▶ [CHALLENGE] Below is a block of records; return all of them exactly, but without the images.

Excerpts from a figure dataset

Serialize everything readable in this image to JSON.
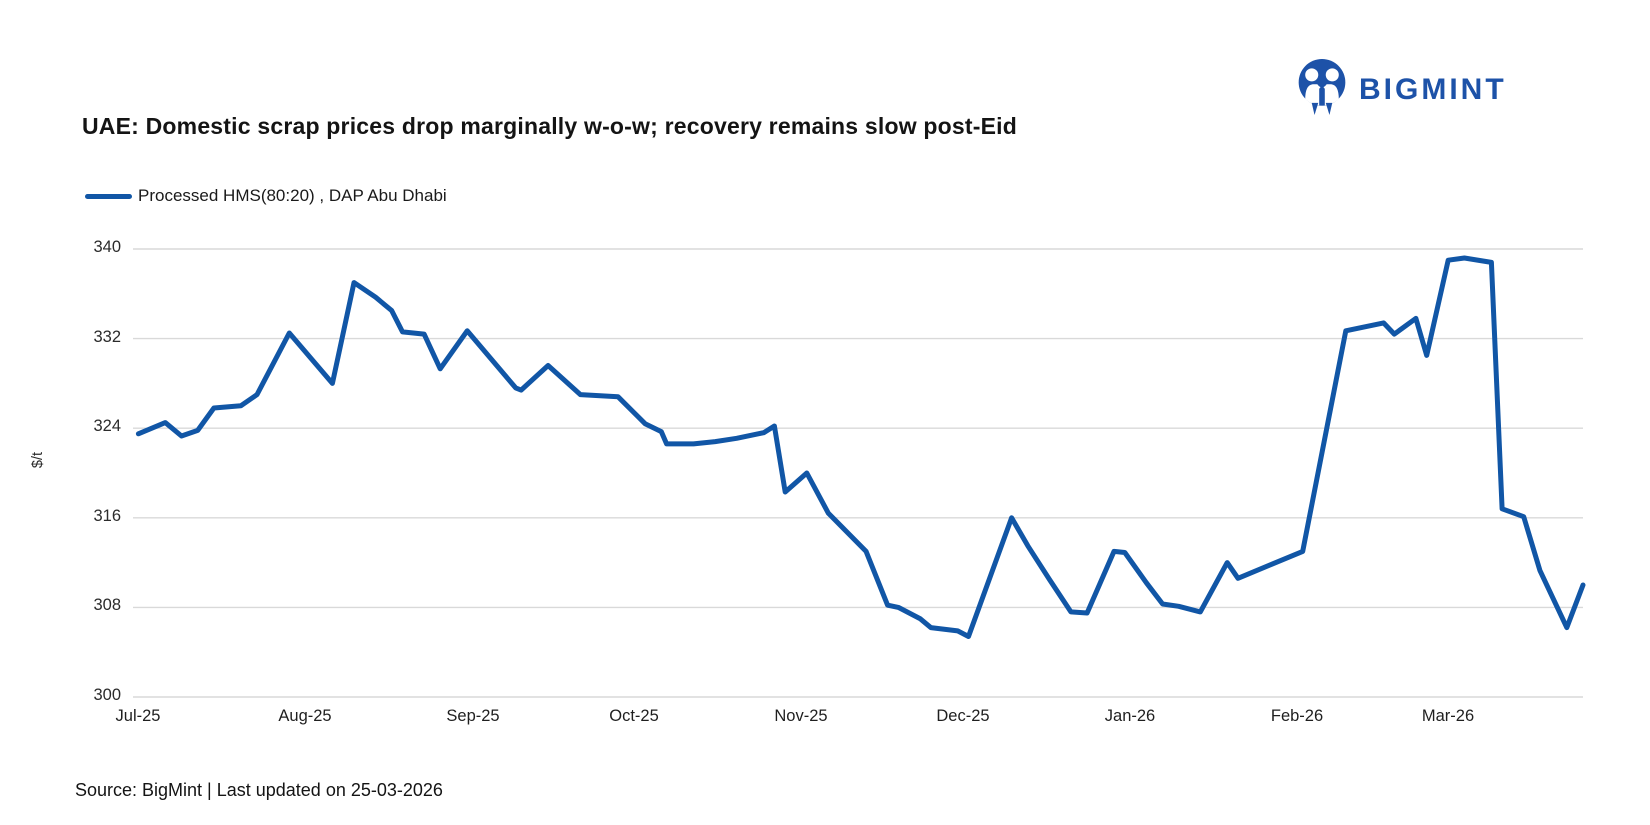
{
  "logo": {
    "text": "BIGMINT",
    "color": "#1d52a8"
  },
  "title": {
    "text": "UAE: Domestic scrap prices drop marginally w-o-w; recovery remains slow post-Eid"
  },
  "source_note": "Source: BigMint | Last updated on 25-03-2026",
  "chart_data": {
    "type": "line",
    "title": "UAE: Domestic scrap prices drop marginally w-o-w; recovery remains slow post-Eid",
    "ylabel": "$/t",
    "ylim": [
      300,
      340
    ],
    "y_ticks": [
      300,
      308,
      316,
      324,
      332,
      340
    ],
    "grid": true,
    "gridline_color": "#d9d9d9",
    "legend_position": "top-left",
    "xlim_days": [
      -1,
      268
    ],
    "x_ticks": [
      {
        "day": 0,
        "label": "Jul-25"
      },
      {
        "day": 31,
        "label": "Aug-25"
      },
      {
        "day": 62,
        "label": "Sep-25"
      },
      {
        "day": 92,
        "label": "Oct-25"
      },
      {
        "day": 123,
        "label": "Nov-25"
      },
      {
        "day": 153,
        "label": "Dec-25"
      },
      {
        "day": 184,
        "label": "Jan-26"
      },
      {
        "day": 215,
        "label": "Feb-26"
      },
      {
        "day": 243,
        "label": "Mar-26"
      }
    ],
    "series": [
      {
        "name": "Processed HMS(80:20) , DAP Abu Dhabi",
        "color": "#1156a6",
        "points": [
          [
            0,
            323.5
          ],
          [
            5,
            324.5
          ],
          [
            8,
            323.3
          ],
          [
            11,
            323.8
          ],
          [
            14,
            325.8
          ],
          [
            19,
            326.0
          ],
          [
            22,
            327.0
          ],
          [
            28,
            332.5
          ],
          [
            36,
            328.0
          ],
          [
            40,
            337.0
          ],
          [
            44,
            335.7
          ],
          [
            47,
            334.5
          ],
          [
            49,
            332.6
          ],
          [
            53,
            332.4
          ],
          [
            56,
            329.3
          ],
          [
            61,
            332.7
          ],
          [
            70,
            327.6
          ],
          [
            71,
            327.4
          ],
          [
            76,
            329.6
          ],
          [
            82,
            327.0
          ],
          [
            89,
            326.8
          ],
          [
            94,
            324.4
          ],
          [
            97,
            323.7
          ],
          [
            98,
            322.6
          ],
          [
            103,
            322.6
          ],
          [
            107,
            322.8
          ],
          [
            111,
            323.1
          ],
          [
            116,
            323.6
          ],
          [
            118,
            324.2
          ],
          [
            120,
            318.3
          ],
          [
            124,
            320.0
          ],
          [
            128,
            316.4
          ],
          [
            135,
            313.0
          ],
          [
            139,
            308.2
          ],
          [
            141,
            308.0
          ],
          [
            145,
            307.0
          ],
          [
            147,
            306.2
          ],
          [
            152,
            305.9
          ],
          [
            154,
            305.4
          ],
          [
            162,
            316.0
          ],
          [
            165,
            313.5
          ],
          [
            169,
            310.5
          ],
          [
            173,
            307.6
          ],
          [
            176,
            307.5
          ],
          [
            181,
            313.0
          ],
          [
            183,
            312.9
          ],
          [
            187,
            310.2
          ],
          [
            190,
            308.3
          ],
          [
            193,
            308.1
          ],
          [
            197,
            307.6
          ],
          [
            202,
            312.0
          ],
          [
            204,
            310.6
          ],
          [
            210,
            311.8
          ],
          [
            216,
            313.0
          ],
          [
            224,
            332.7
          ],
          [
            231,
            333.4
          ],
          [
            233,
            332.4
          ],
          [
            237,
            333.8
          ],
          [
            239,
            330.5
          ],
          [
            243,
            339.0
          ],
          [
            246,
            339.2
          ],
          [
            251,
            338.8
          ],
          [
            253,
            316.8
          ],
          [
            257,
            316.1
          ],
          [
            260,
            311.3
          ],
          [
            265,
            306.2
          ],
          [
            268,
            310.0
          ]
        ]
      }
    ]
  }
}
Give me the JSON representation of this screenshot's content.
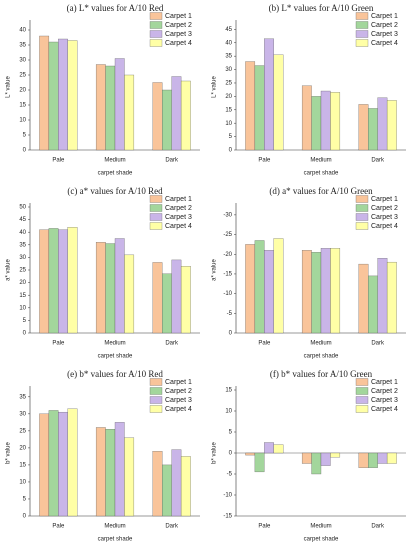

▶ [WRITTEN ANSWER]
Serialize everything readable in this image to JSON.
{
  "logo": {
    "text": "BIGMINT",
    "color": "#1d52a8"
  },
  "title": {
    "text": "UAE: Domestic scrap prices drop marginally w-o-w; recovery remains slow post-Eid"
  },
  "source_note": "Source: BigMint | Last updated on 25-03-2026",
  "chart_data": {
    "type": "line",
    "title": "UAE: Domestic scrap prices drop marginally w-o-w; recovery remains slow post-Eid",
    "ylabel": "$/t",
    "ylim": [
      300,
      340
    ],
    "y_ticks": [
      300,
      308,
      316,
      324,
      332,
      340
    ],
    "grid": true,
    "gridline_color": "#d9d9d9",
    "legend_position": "top-left",
    "xlim_days": [
      -1,
      268
    ],
    "x_ticks": [
      {
        "day": 0,
        "label": "Jul-25"
      },
      {
        "day": 31,
        "label": "Aug-25"
      },
      {
        "day": 62,
        "label": "Sep-25"
      },
      {
        "day": 92,
        "label": "Oct-25"
      },
      {
        "day": 123,
        "label": "Nov-25"
      },
      {
        "day": 153,
        "label": "Dec-25"
      },
      {
        "day": 184,
        "label": "Jan-26"
      },
      {
        "day": 215,
        "label": "Feb-26"
      },
      {
        "day": 243,
        "label": "Mar-26"
      }
    ],
    "series": [
      {
        "name": "Processed HMS(80:20) , DAP Abu Dhabi",
        "color": "#1156a6",
        "points": [
          [
            0,
            323.5
          ],
          [
            5,
            324.5
          ],
          [
            8,
            323.3
          ],
          [
            11,
            323.8
          ],
          [
            14,
            325.8
          ],
          [
            19,
            326.0
          ],
          [
            22,
            327.0
          ],
          [
            28,
            332.5
          ],
          [
            36,
            328.0
          ],
          [
            40,
            337.0
          ],
          [
            44,
            335.7
          ],
          [
            47,
            334.5
          ],
          [
            49,
            332.6
          ],
          [
            53,
            332.4
          ],
          [
            56,
            329.3
          ],
          [
            61,
            332.7
          ],
          [
            70,
            327.6
          ],
          [
            71,
            327.4
          ],
          [
            76,
            329.6
          ],
          [
            82,
            327.0
          ],
          [
            89,
            326.8
          ],
          [
            94,
            324.4
          ],
          [
            97,
            323.7
          ],
          [
            98,
            322.6
          ],
          [
            103,
            322.6
          ],
          [
            107,
            322.8
          ],
          [
            111,
            323.1
          ],
          [
            116,
            323.6
          ],
          [
            118,
            324.2
          ],
          [
            120,
            318.3
          ],
          [
            124,
            320.0
          ],
          [
            128,
            316.4
          ],
          [
            135,
            313.0
          ],
          [
            139,
            308.2
          ],
          [
            141,
            308.0
          ],
          [
            145,
            307.0
          ],
          [
            147,
            306.2
          ],
          [
            152,
            305.9
          ],
          [
            154,
            305.4
          ],
          [
            162,
            316.0
          ],
          [
            165,
            313.5
          ],
          [
            169,
            310.5
          ],
          [
            173,
            307.6
          ],
          [
            176,
            307.5
          ],
          [
            181,
            313.0
          ],
          [
            183,
            312.9
          ],
          [
            187,
            310.2
          ],
          [
            190,
            308.3
          ],
          [
            193,
            308.1
          ],
          [
            197,
            307.6
          ],
          [
            202,
            312.0
          ],
          [
            204,
            310.6
          ],
          [
            210,
            311.8
          ],
          [
            216,
            313.0
          ],
          [
            224,
            332.7
          ],
          [
            231,
            333.4
          ],
          [
            233,
            332.4
          ],
          [
            237,
            333.8
          ],
          [
            239,
            330.5
          ],
          [
            243,
            339.0
          ],
          [
            246,
            339.2
          ],
          [
            251,
            338.8
          ],
          [
            253,
            316.8
          ],
          [
            257,
            316.1
          ],
          [
            260,
            311.3
          ],
          [
            265,
            306.2
          ],
          [
            268,
            310.0
          ]
        ]
      }
    ]
  }
}
Give me the JSON representation of this screenshot's content.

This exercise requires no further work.